[START DATA ENTRIES]
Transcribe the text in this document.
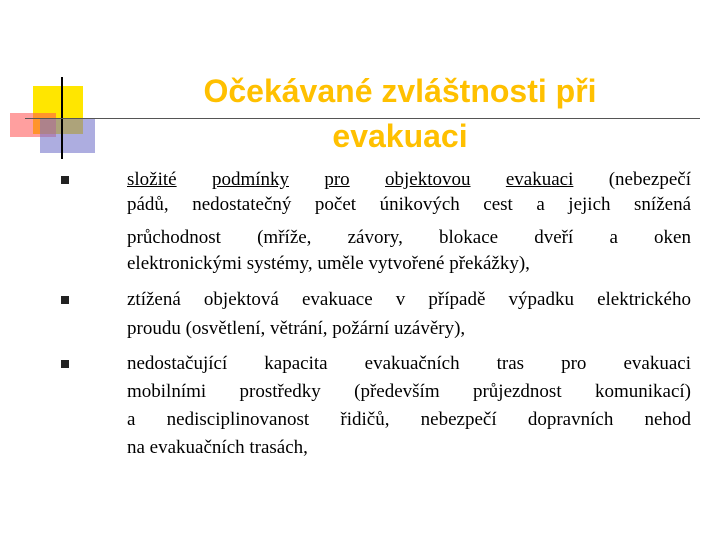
Očekávané zvláštnosti při
evakuaci

složité podmínky pro objektovou evakuaci (nebezpečí

pádů, nedostatečný počet únikových cest a jejich snížená

průchodnost (mříže, závory, blokace dveří a oken

elektronickými systémy, uměle vytvořené překážky),

ztížená objektová evakuace v případě výpadku elektrického

proudu (osvětlení, větrání, požární uzávěry),

nedostačující kapacita evakuačních tras pro evakuaci

mobilními prostředky (především průjezdnost komunikací)

a nedisciplinovanost řidičů, nebezpečí dopravních nehod

na evakuačních trasách,
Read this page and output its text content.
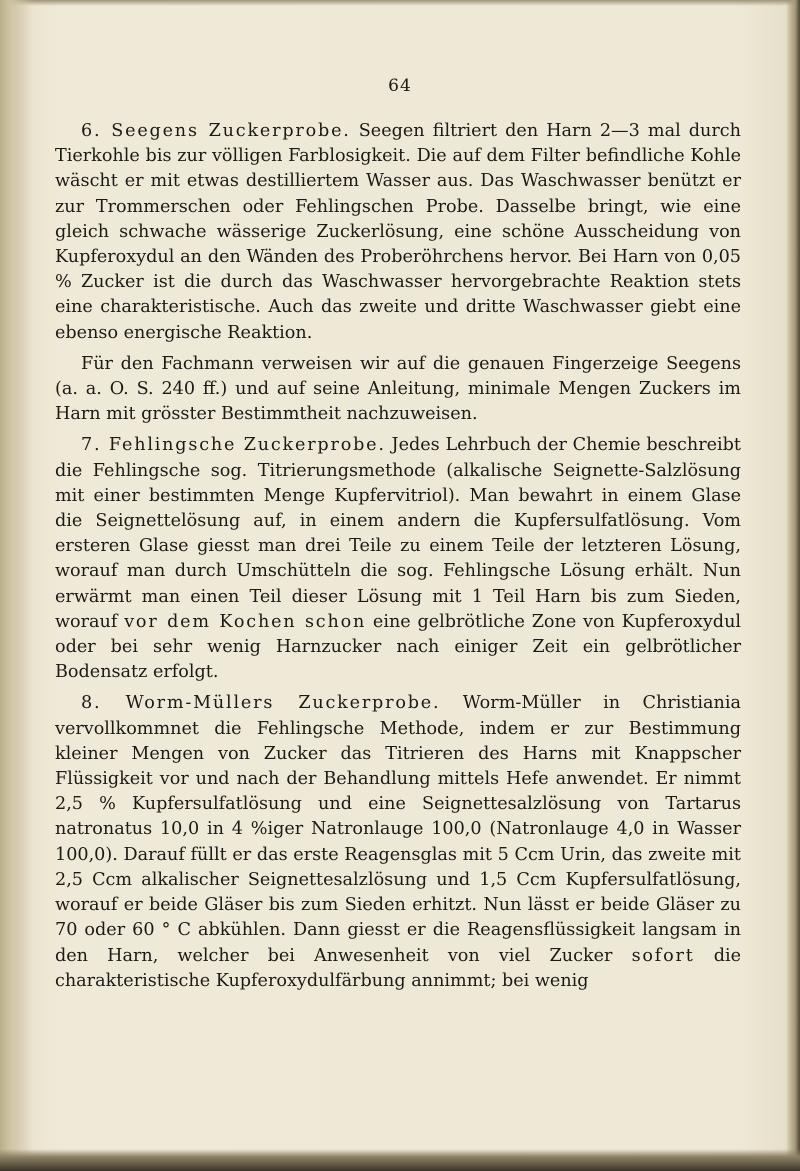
64

6. Seegens Zuckerprobe. Seegen filtriert den Harn 2—3 mal durch Tierkohle bis zur völligen Farblosigkeit. Die auf dem Filter befindliche Kohle wäscht er mit etwas destilliertem Wasser aus. Das Waschwasser benützt er zur Trommerschen oder Fehlingschen Probe. Dasselbe bringt, wie eine gleich schwache wässerige Zuckerlösung, eine schöne Ausscheidung von Kupferoxydul an den Wänden des Proberöhrchens hervor. Bei Harn von 0,05 % Zucker ist die durch das Waschwasser hervorgebrachte Reaktion stets eine charakteristische. Auch das zweite und dritte Waschwasser giebt eine ebenso energische Reaktion.

Für den Fachmann verweisen wir auf die genauen Fingerzeige Seegens (a. a. O. S. 240 ff.) und auf seine Anleitung, minimale Mengen Zuckers im Harn mit grösster Bestimmtheit nachzuweisen.

7. Fehlingsche Zuckerprobe. Jedes Lehrbuch der Chemie beschreibt die Fehlingsche sog. Titrierungsmethode (alkalische Seignette-Salzlösung mit einer bestimmten Menge Kupfervitriol). Man bewahrt in einem Glase die Seignettelösung auf, in einem andern die Kupfersulfatlösung. Vom ersteren Glase giesst man drei Teile zu einem Teile der letzteren Lösung, worauf man durch Umschütteln die sog. Fehlingsche Lösung erhält. Nun erwärmt man einen Teil dieser Lösung mit 1 Teil Harn bis zum Sieden, worauf vor dem Kochen schon eine gelbrötliche Zone von Kupferoxydul oder bei sehr wenig Harnzucker nach einiger Zeit ein gelbrötlicher Bodensatz erfolgt.

8. Worm-Müllers Zuckerprobe. Worm-Müller in Christiania vervollkommnet die Fehlingsche Methode, indem er zur Bestimmung kleiner Mengen von Zucker das Titrieren des Harns mit Knappscher Flüssigkeit vor und nach der Behandlung mittels Hefe anwendet. Er nimmt 2,5 % Kupfersulfatlösung und eine Seignettesalzlösung von Tartarus natronatus 10,0 in 4 %iger Natronlauge 100,0 (Natronlauge 4,0 in Wasser 100,0). Darauf füllt er das erste Reagensglas mit 5 Ccm Urin, das zweite mit 2,5 Ccm alkalischer Seignettesalzlösung und 1,5 Ccm Kupfersulfatlösung, worauf er beide Gläser bis zum Sieden erhitzt. Nun lässt er beide Gläser zu 70 oder 60 ° C abkühlen. Dann giesst er die Reagensflüssigkeit langsam in den Harn, welcher bei Anwesenheit von viel Zucker sofort die charakteristische Kupferoxydulfärbung annimmt; bei wenig
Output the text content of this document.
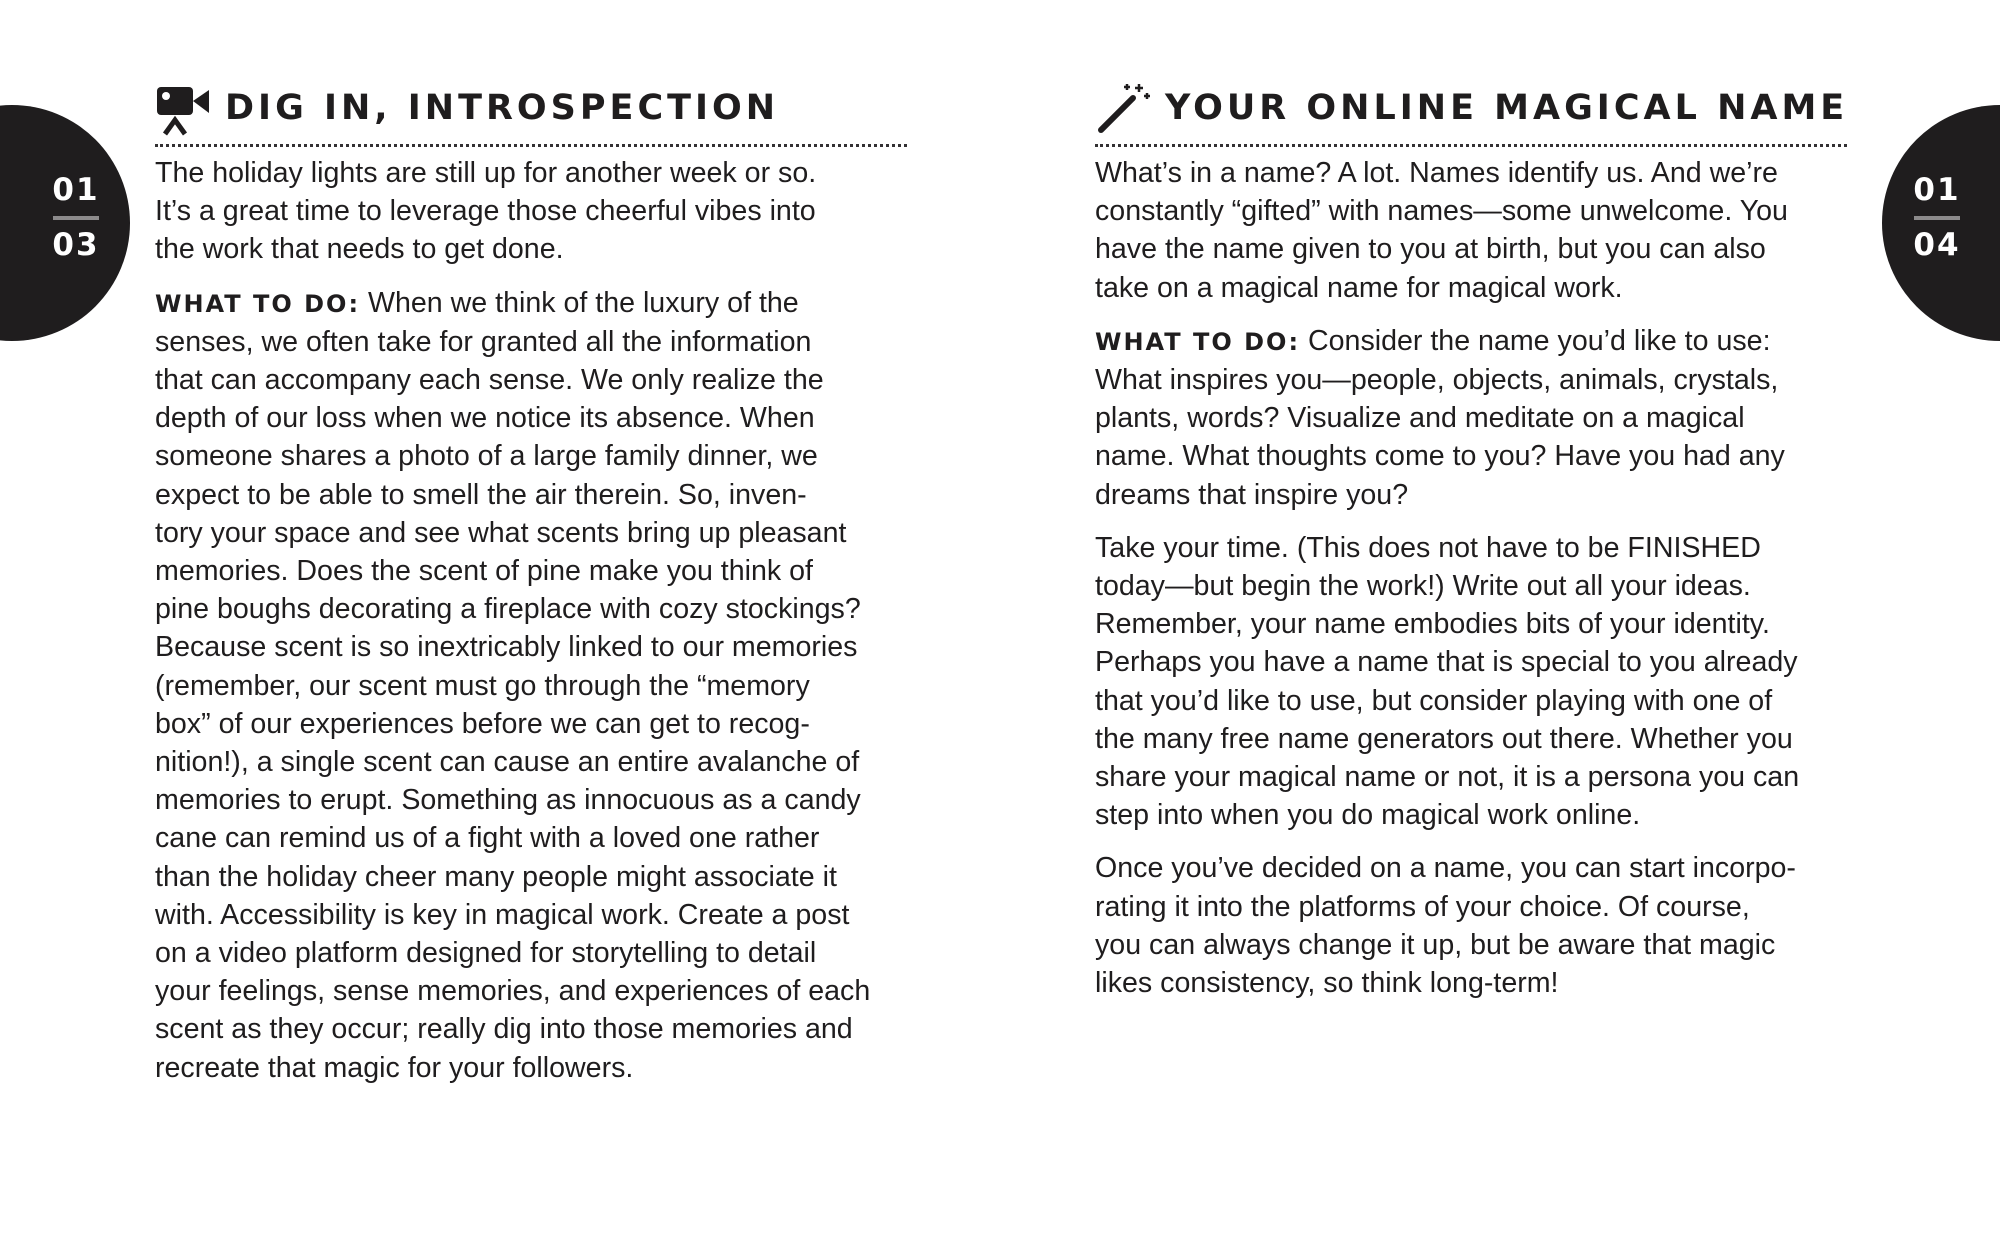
01
03
DIG IN, INTROSPECTION

The holiday lights are still up for another week or so.
It’s a great time to leverage those cheerful vibes into
the work that needs to get done.

WHAT TO DO: When we think of the luxury of the
senses, we often take for granted all the information
that can accompany each sense. We only realize the
depth of our loss when we notice its absence. When
someone shares a photo of a large family dinner, we
expect to be able to smell the air therein. So, inven-
tory your space and see what scents bring up pleasant
memories. Does the scent of pine make you think of
pine boughs decorating a fireplace with cozy stockings?
Because scent is so inextricably linked to our memories
(remember, our scent must go through the “memory
box” of our experiences before we can get to recog-
nition!), a single scent can cause an entire avalanche of
memories to erupt. Something as innocuous as a candy
cane can remind us of a fight with a loved one rather
than the holiday cheer many people might associate it
with. Accessibility is key in magical work. Create a post
on a video platform designed for storytelling to detail
your feelings, sense memories, and experiences of each
scent as they occur; really dig into those memories and
recreate that magic for your followers.

01
04
YOUR ONLINE MAGICAL NAME

What’s in a name? A lot. Names identify us. And we’re
constantly “gifted” with names—some unwelcome. You
have the name given to you at birth, but you can also
take on a magical name for magical work.

WHAT TO DO: Consider the name you’d like to use:
What inspires you—people, objects, animals, crystals,
plants, words? Visualize and meditate on a magical
name. What thoughts come to you? Have you had any
dreams that inspire you?

Take your time. (This does not have to be FINISHED
today—but begin the work!) Write out all your ideas.
Remember, your name embodies bits of your identity.
Perhaps you have a name that is special to you already
that you’d like to use, but consider playing with one of
the many free name generators out there. Whether you
share your magical name or not, it is a persona you can
step into when you do magical work online.

Once you’ve decided on a name, you can start incorpo-
rating it into the platforms of your choice. Of course,
you can always change it up, but be aware that magic
likes consistency, so think long-term!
[END DATA ENTRIES]
REQUIRED TASK:
Transcribe the records above verbatim. Do not carry over any picture.

WRITTEN SOLUTION:
Transcribe the text in this document.
Očekávané zvláštnosti při
evakuaci

složité podmínky pro objektovou evakuaci (nebezpečí

pádů, nedostatečný počet únikových cest a jejich snížená

průchodnost (mříže, závory, blokace dveří a oken

elektronickými systémy, uměle vytvořené překážky),

ztížená objektová evakuace v případě výpadku elektrického

proudu (osvětlení, větrání, požární uzávěry),

nedostačující kapacita evakuačních tras pro evakuaci

mobilními prostředky (především průjezdnost komunikací)

a nedisciplinovanost řidičů, nebezpečí dopravních nehod

na evakuačních trasách,
Read this page and output its text content.
64

6. Seegens Zuckerprobe. Seegen filtriert den Harn 2—3 mal durch Tierkohle bis zur völligen Farblosigkeit. Die auf dem Filter befindliche Kohle wäscht er mit etwas destilliertem Wasser aus. Das Waschwasser benützt er zur Trommerschen oder Fehlingschen Probe. Dasselbe bringt, wie eine gleich schwache wässerige Zuckerlösung, eine schöne Ausscheidung von Kupferoxydul an den Wänden des Proberöhrchens hervor. Bei Harn von 0,05 % Zucker ist die durch das Waschwasser hervorgebrachte Reaktion stets eine charakteristische. Auch das zweite und dritte Waschwasser giebt eine ebenso energische Reaktion.

Für den Fachmann verweisen wir auf die genauen Fingerzeige Seegens (a. a. O. S. 240 ff.) und auf seine Anleitung, minimale Mengen Zuckers im Harn mit grösster Bestimmtheit nachzuweisen.

7. Fehlingsche Zuckerprobe. Jedes Lehrbuch der Chemie beschreibt die Fehlingsche sog. Titrierungsmethode (alkalische Seignette-Salzlösung mit einer bestimmten Menge Kupfervitriol). Man bewahrt in einem Glase die Seignettelösung auf, in einem andern die Kupfersulfatlösung. Vom ersteren Glase giesst man drei Teile zu einem Teile der letzteren Lösung, worauf man durch Umschütteln die sog. Fehlingsche Lösung erhält. Nun erwärmt man einen Teil dieser Lösung mit 1 Teil Harn bis zum Sieden, worauf vor dem Kochen schon eine gelbrötliche Zone von Kupferoxydul oder bei sehr wenig Harnzucker nach einiger Zeit ein gelbrötlicher Bodensatz erfolgt.

8. Worm-Müllers Zuckerprobe. Worm-Müller in Christiania vervollkommnet die Fehlingsche Methode, indem er zur Bestimmung kleiner Mengen von Zucker das Titrieren des Harns mit Knappscher Flüssigkeit vor und nach der Behandlung mittels Hefe anwendet. Er nimmt 2,5 % Kupfersulfatlösung und eine Seignettesalzlösung von Tartarus natronatus 10,0 in 4 %iger Natronlauge 100,0 (Natronlauge 4,0 in Wasser 100,0). Darauf füllt er das erste Reagensglas mit 5 Ccm Urin, das zweite mit 2,5 Ccm alkalischer Seignettesalzlösung und 1,5 Ccm Kupfersulfatlösung, worauf er beide Gläser bis zum Sieden erhitzt. Nun lässt er beide Gläser zu 70 oder 60 ° C abkühlen. Dann giesst er die Reagensflüssigkeit langsam in den Harn, welcher bei Anwesenheit von viel Zucker sofort die charakteristische Kupferoxydulfärbung annimmt; bei wenig
Output the text content of this document.
01
03
DIG IN, INTROSPECTION

The holiday lights are still up for another week or so.
It’s a great time to leverage those cheerful vibes into
the work that needs to get done.

WHAT TO DO: When we think of the luxury of the
senses, we often take for granted all the information
that can accompany each sense. We only realize the
depth of our loss when we notice its absence. When
someone shares a photo of a large family dinner, we
expect to be able to smell the air therein. So, inven-
tory your space and see what scents bring up pleasant
memories. Does the scent of pine make you think of
pine boughs decorating a fireplace with cozy stockings?
Because scent is so inextricably linked to our memories
(remember, our scent must go through the “memory
box” of our experiences before we can get to recog-
nition!), a single scent can cause an entire avalanche of
memories to erupt. Something as innocuous as a candy
cane can remind us of a fight with a loved one rather
than the holiday cheer many people might associate it
with. Accessibility is key in magical work. Create a post
on a video platform designed for storytelling to detail
your feelings, sense memories, and experiences of each
scent as they occur; really dig into those memories and
recreate that magic for your followers.

01
04
YOUR ONLINE MAGICAL NAME

What’s in a name? A lot. Names identify us. And we’re
constantly “gifted” with names—some unwelcome. You
have the name given to you at birth, but you can also
take on a magical name for magical work.

WHAT TO DO: Consider the name you’d like to use:
What inspires you—people, objects, animals, crystals,
plants, words? Visualize and meditate on a magical
name. What thoughts come to you? Have you had any
dreams that inspire you?

Take your time. (This does not have to be FINISHED
today—but begin the work!) Write out all your ideas.
Remember, your name embodies bits of your identity.
Perhaps you have a name that is special to you already
that you’d like to use, but consider playing with one of
the many free name generators out there. Whether you
share your magical name or not, it is a persona you can
step into when you do magical work online.

Once you’ve decided on a name, you can start incorpo-
rating it into the platforms of your choice. Of course,
you can always change it up, but be aware that magic
likes consistency, so think long-term!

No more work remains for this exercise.